▶ **WRITTEN INSTRUCTION**
Output every entry exactly as given.

--- begin PROVIDED RECORDS ---

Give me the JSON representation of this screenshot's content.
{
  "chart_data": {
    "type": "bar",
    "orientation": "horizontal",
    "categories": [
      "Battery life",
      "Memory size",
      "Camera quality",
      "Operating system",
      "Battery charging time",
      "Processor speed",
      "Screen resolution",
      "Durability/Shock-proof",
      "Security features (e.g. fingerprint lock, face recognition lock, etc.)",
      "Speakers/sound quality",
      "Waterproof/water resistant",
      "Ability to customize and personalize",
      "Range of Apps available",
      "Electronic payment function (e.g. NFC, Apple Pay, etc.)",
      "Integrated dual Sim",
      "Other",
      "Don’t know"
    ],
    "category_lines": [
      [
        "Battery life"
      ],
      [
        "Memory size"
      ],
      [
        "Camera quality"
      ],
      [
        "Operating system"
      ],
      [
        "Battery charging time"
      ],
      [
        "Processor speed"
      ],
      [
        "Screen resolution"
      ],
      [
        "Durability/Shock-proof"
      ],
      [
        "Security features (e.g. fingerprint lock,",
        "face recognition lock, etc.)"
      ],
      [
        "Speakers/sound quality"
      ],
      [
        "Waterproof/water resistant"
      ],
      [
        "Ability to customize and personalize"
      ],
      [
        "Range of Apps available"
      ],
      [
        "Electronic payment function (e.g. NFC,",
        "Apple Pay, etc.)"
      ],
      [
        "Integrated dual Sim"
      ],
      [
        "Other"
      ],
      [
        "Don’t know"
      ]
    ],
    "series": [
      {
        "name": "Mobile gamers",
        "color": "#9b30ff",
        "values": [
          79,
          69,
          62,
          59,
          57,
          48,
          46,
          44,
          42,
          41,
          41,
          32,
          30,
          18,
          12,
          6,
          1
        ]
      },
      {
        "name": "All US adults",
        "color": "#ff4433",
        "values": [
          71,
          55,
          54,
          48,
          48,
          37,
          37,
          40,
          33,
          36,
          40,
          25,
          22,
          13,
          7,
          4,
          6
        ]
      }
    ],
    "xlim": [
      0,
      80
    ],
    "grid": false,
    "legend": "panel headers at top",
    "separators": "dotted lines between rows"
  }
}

--- end PROVIDED RECORDS ---

▶ **WRITTEN REPLY**
Give me the JSON representation of this screenshot's content.
{
  "chart_data": {
    "type": "bar",
    "orientation": "horizontal",
    "categories": [
      "Battery life",
      "Memory size",
      "Camera quality",
      "Operating system",
      "Battery charging time",
      "Processor speed",
      "Screen resolution",
      "Durability/Shock-proof",
      "Security features (e.g. fingerprint lock, face recognition lock, etc.)",
      "Speakers/sound quality",
      "Waterproof/water resistant",
      "Ability to customize and personalize",
      "Range of Apps available",
      "Electronic payment function (e.g. NFC, Apple Pay, etc.)",
      "Integrated dual Sim",
      "Other",
      "Don’t know"
    ],
    "category_lines": [
      [
        "Battery life"
      ],
      [
        "Memory size"
      ],
      [
        "Camera quality"
      ],
      [
        "Operating system"
      ],
      [
        "Battery charging time"
      ],
      [
        "Processor speed"
      ],
      [
        "Screen resolution"
      ],
      [
        "Durability/Shock-proof"
      ],
      [
        "Security features (e.g. fingerprint lock,",
        "face recognition lock, etc.)"
      ],
      [
        "Speakers/sound quality"
      ],
      [
        "Waterproof/water resistant"
      ],
      [
        "Ability to customize and personalize"
      ],
      [
        "Range of Apps available"
      ],
      [
        "Electronic payment function (e.g. NFC,",
        "Apple Pay, etc.)"
      ],
      [
        "Integrated dual Sim"
      ],
      [
        "Other"
      ],
      [
        "Don’t know"
      ]
    ],
    "series": [
      {
        "name": "Mobile gamers",
        "color": "#9b30ff",
        "values": [
          79,
          69,
          62,
          59,
          57,
          48,
          46,
          44,
          42,
          41,
          41,
          32,
          30,
          18,
          12,
          6,
          1
        ]
      },
      {
        "name": "All US adults",
        "color": "#ff4433",
        "values": [
          71,
          55,
          54,
          48,
          48,
          37,
          37,
          40,
          33,
          36,
          40,
          25,
          22,
          13,
          7,
          4,
          6
        ]
      }
    ],
    "xlim": [
      0,
      80
    ],
    "grid": false,
    "legend": "panel headers at top",
    "separators": "dotted lines between rows"
  }
}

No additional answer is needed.